## [EXPLORAR EL MATERIAL]
(1) Responde a estas preguntas con lo que dice el fragmento sobre la pandemia:
(a) ¿Cuáles son las dos máximas urgencias para los políticos y los ciudadanos?
(b) ¿Quiénes actúan con efusiva diligencia para distraer al personal?
(c) ¿Quiénes han demostrado malas gestiones sobre la pandemia?
(2) Resume de forma más breve el párrafo del fragmento sobre la pandemia que empieza con "Dadas las gravísimas circunstancias", sin perder sus datos principales.
(3) Prosigue el fragmento sobre la pandemia a partir de su última oración, con el mismo tono y estilo.

## [FRAGMENTO]
▼

Dadas las gravísimas circunstancias que estamos viviendo y sufriendo, las máximas urgencias para los políticos y para cualquier ciudadano, consciente y responsable, no son más que este terrible virus exterminador que nos amenaza y asola y la situación económica cuya apocalíptica presencia está provocando. No se entiende que lo que debiera constituir la mayor preocupación de quienes nos gobiernan, a través de las distintas instancias constitucionales, anden en inoportunas pendencias y otros argumentos disuasorios que interfieren con ostensible irrelevancia. Tanto el gobierno, en su doble actitud en todas las cuestiones, como los corifeos mediáticos que le sirven de altavoz fiel y entusiástico a veces, actúan con efusiva diligencia para distraer al personal de las malas gestiones sobre la pandemia, que, desde un principio y ahora también, han demostrado el propio ejecutivo y diversas administraciones autonómicas.

▲

[Datos de predicción de cuadros delimitadores]
▼

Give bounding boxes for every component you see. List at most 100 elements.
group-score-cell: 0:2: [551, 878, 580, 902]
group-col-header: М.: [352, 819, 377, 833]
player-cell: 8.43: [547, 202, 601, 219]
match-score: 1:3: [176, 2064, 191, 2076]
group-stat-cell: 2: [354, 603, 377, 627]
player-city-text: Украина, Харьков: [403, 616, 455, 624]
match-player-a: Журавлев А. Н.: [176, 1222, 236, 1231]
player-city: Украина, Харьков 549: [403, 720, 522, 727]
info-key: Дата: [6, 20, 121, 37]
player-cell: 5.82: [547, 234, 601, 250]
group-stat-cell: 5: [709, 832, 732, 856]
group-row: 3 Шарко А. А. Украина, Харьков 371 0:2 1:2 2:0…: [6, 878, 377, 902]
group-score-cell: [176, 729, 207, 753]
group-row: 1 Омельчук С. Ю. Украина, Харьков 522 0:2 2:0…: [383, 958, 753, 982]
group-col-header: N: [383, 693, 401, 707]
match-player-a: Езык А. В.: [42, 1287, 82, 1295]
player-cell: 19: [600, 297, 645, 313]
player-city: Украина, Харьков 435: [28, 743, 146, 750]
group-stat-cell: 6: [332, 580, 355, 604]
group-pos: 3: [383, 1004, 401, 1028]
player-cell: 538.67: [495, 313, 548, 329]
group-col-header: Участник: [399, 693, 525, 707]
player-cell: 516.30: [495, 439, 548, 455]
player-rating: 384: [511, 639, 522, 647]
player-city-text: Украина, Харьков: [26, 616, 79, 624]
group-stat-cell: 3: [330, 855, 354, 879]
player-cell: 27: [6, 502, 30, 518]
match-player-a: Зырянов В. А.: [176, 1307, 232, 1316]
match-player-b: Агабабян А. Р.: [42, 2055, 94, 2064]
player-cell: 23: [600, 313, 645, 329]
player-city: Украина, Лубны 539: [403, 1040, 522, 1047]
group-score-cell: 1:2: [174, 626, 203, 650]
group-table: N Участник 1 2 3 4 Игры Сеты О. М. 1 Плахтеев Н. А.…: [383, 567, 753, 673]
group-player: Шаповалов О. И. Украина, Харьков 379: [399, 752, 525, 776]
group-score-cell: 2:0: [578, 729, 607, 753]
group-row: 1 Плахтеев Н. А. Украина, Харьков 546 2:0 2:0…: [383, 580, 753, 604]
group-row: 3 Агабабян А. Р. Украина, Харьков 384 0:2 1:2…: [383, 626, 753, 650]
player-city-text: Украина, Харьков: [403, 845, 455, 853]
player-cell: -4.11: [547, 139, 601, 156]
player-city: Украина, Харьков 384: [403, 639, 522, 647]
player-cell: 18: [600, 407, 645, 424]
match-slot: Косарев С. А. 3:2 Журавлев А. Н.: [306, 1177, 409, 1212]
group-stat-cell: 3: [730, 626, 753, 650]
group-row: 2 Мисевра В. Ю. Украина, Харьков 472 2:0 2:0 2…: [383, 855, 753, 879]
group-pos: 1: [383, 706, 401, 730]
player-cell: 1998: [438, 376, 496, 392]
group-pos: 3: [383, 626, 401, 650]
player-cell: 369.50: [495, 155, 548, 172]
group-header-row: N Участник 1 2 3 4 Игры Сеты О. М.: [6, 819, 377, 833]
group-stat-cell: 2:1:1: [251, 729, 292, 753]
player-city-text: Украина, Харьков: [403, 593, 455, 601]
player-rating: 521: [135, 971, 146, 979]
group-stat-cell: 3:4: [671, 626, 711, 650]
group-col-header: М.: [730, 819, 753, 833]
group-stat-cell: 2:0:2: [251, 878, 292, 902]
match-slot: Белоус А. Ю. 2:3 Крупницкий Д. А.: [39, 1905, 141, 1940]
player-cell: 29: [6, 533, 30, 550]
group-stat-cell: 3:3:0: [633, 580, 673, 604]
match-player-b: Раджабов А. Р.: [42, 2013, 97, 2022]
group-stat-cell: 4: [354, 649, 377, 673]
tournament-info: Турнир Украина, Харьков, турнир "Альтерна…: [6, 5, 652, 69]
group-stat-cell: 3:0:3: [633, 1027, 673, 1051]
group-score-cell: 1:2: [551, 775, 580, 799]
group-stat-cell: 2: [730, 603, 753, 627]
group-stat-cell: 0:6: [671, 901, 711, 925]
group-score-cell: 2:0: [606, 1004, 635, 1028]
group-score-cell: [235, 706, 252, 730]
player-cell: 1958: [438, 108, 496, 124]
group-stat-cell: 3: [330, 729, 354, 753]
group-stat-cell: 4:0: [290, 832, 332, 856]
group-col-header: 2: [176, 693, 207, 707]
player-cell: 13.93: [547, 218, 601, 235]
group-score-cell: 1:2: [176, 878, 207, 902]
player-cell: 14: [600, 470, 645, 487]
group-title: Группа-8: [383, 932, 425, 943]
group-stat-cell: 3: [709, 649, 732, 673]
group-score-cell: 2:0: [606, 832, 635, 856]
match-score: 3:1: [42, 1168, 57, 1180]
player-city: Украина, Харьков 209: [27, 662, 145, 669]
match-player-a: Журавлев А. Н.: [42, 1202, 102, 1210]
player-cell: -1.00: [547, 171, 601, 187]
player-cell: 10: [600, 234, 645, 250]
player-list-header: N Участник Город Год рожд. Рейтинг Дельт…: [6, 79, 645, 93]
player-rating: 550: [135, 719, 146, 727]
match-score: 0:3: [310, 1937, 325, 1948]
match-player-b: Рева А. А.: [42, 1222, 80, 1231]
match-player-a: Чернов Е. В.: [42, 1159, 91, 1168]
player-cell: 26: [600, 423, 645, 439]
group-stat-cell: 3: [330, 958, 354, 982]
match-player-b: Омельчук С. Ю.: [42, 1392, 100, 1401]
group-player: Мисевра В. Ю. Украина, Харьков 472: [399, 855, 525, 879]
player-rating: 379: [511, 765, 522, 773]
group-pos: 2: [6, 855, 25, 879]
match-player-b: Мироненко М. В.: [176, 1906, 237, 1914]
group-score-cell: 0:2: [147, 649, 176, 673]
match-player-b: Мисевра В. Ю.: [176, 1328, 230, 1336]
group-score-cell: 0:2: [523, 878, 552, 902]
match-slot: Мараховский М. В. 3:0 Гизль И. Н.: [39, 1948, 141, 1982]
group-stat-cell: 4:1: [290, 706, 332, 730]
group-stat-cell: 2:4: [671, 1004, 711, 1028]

▲

## [RESULTADOS]
(1)
(a) El terrible virus exterminador que amenaza y asola, y la situación económica que su presencia está provocando.
(b) El gobierno y los corifeos mediáticos que le sirven de altavoz.
(c) El propio ejecutivo y diversas administraciones autonómicas.

(2) En estas graves circunstancias, las urgencias para políticos y ciudadanos responsables son el virus que nos amenaza y la crisis económica que provoca. Sin embargo, quienes gobiernan se enredan en pendencias inoportunas e irrelevantes. El gobierno y los medios que le sirven de altavoz buscan distraer a la gente de la mala gestión de la pandemia, demostrada desde el principio por el ejecutivo y varias administraciones autonómicas.

(3)
Tengamos la eutanasia en la que muchos están empeñados y recrudecen su peculiar y patológica obsesión, que no puede ser más inoportuna dadas las circunstancias; el caso Kitchen, de las aberrantes torpezas del PP y la nefasta gestión del que fuera su ministro, Jorge Fernández Díaz, lo que ha despertado con ardorosa euforia a los críticos adscritos al gobierno contra los populares, la creación de una Comisión de Investigación, esa sí, la de Podemos no; las dificultades de elaborar unos presupuestos, que demuestra la incapacidad negociadora del gobierno de Sánchez -que aún no ha adelantado ningún dato- las limitaciones que le plantean sus compromisos políticos, cuando la ideología se impone a las necesidades neurálgicas del país y, en otro sentido, otro llamativo fracaso, el rechazo parlamentario del intento de saqueo a los ayuntamientos, oponiéndose por mayoría al decreto sobre los remanentes municipales que se pretendían intervenir.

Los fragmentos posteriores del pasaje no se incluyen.